» A run of records:
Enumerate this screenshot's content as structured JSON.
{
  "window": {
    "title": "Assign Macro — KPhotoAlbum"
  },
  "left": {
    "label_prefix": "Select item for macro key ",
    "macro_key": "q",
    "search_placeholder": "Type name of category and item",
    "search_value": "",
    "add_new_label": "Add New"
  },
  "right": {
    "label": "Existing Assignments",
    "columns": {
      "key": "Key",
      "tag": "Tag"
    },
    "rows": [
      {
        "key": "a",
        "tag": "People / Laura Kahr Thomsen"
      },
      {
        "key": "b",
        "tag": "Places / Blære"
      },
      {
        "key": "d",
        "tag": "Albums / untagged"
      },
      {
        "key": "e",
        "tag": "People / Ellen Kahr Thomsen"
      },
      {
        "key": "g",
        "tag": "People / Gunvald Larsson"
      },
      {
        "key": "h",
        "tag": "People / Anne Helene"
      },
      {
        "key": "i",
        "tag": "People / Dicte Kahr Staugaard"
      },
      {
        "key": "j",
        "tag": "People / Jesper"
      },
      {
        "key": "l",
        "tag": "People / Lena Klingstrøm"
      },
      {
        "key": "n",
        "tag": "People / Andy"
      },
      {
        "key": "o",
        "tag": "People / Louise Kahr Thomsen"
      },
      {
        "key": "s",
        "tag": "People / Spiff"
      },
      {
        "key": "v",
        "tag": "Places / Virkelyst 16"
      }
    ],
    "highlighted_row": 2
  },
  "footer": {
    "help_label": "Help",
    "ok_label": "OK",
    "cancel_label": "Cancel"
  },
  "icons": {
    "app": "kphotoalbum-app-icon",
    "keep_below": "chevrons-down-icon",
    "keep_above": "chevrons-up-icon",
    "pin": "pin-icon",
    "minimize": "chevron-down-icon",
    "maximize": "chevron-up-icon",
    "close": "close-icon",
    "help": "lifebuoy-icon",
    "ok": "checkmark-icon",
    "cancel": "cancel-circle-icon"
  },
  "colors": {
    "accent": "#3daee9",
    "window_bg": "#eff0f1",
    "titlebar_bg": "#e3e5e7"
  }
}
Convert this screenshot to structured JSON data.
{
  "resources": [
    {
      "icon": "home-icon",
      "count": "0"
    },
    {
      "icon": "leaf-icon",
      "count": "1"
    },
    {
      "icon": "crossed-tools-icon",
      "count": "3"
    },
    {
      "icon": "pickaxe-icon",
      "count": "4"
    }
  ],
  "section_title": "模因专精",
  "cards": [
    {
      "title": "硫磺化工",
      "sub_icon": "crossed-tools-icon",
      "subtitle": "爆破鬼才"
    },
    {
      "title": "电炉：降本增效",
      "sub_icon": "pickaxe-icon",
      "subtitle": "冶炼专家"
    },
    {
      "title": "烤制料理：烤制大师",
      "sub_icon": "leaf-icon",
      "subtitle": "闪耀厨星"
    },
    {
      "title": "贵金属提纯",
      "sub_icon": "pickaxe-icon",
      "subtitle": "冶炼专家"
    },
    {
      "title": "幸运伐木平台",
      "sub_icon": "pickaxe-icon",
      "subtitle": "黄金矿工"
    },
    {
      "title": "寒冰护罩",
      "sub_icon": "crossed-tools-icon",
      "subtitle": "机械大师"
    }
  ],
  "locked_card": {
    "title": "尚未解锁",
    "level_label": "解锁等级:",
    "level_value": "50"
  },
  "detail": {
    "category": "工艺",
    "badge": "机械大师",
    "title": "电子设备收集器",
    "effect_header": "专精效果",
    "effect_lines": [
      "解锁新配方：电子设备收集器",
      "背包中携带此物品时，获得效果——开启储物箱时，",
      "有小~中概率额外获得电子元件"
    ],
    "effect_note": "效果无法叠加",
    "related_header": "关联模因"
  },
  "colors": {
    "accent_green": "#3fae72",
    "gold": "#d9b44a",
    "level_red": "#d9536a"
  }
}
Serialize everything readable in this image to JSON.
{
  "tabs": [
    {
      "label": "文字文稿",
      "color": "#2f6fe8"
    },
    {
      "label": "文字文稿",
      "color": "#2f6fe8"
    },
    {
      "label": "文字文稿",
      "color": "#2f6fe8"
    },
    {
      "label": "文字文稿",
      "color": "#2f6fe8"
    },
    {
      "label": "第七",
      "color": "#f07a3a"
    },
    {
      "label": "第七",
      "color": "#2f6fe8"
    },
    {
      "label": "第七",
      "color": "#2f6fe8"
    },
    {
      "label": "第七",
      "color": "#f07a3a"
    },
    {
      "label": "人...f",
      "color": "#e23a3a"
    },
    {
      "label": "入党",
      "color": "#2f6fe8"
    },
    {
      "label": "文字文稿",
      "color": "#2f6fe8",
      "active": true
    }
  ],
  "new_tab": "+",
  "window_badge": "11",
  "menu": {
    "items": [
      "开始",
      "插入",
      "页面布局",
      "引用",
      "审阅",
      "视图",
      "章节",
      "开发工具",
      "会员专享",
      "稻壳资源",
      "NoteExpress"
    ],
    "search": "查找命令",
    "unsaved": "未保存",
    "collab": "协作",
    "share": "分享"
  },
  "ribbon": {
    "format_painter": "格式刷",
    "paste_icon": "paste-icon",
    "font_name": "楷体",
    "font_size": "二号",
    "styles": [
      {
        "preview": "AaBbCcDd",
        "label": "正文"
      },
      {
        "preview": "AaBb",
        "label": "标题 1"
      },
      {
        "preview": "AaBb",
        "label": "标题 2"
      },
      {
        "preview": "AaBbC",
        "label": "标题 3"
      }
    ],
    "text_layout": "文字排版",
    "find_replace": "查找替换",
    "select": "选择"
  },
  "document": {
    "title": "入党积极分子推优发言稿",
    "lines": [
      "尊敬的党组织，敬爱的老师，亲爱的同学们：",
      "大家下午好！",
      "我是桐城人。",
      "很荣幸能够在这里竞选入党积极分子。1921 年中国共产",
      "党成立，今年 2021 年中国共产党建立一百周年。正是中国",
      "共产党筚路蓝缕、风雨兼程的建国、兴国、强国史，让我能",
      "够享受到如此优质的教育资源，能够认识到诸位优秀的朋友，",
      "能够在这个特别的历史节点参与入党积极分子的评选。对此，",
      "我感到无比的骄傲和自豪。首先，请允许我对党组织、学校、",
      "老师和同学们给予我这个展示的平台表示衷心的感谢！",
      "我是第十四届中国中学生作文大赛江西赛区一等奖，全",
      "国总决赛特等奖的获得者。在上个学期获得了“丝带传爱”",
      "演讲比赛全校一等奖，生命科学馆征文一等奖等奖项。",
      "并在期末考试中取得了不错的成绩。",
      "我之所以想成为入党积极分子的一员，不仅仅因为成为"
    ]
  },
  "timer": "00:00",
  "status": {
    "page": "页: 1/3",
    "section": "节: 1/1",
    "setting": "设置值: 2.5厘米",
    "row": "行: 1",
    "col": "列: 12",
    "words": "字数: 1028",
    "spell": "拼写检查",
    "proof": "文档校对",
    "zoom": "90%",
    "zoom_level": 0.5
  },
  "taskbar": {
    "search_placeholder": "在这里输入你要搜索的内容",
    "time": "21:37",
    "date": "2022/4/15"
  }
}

» WHAT IS REQUIRED:
In the entries above, find every line holding the word "preview" and copy it out.

» TASK SOLUTION:
        "preview": "AaBbCcDd",
        "preview": "AaBb",
        "preview": "AaBb",
        "preview": "AaBbC",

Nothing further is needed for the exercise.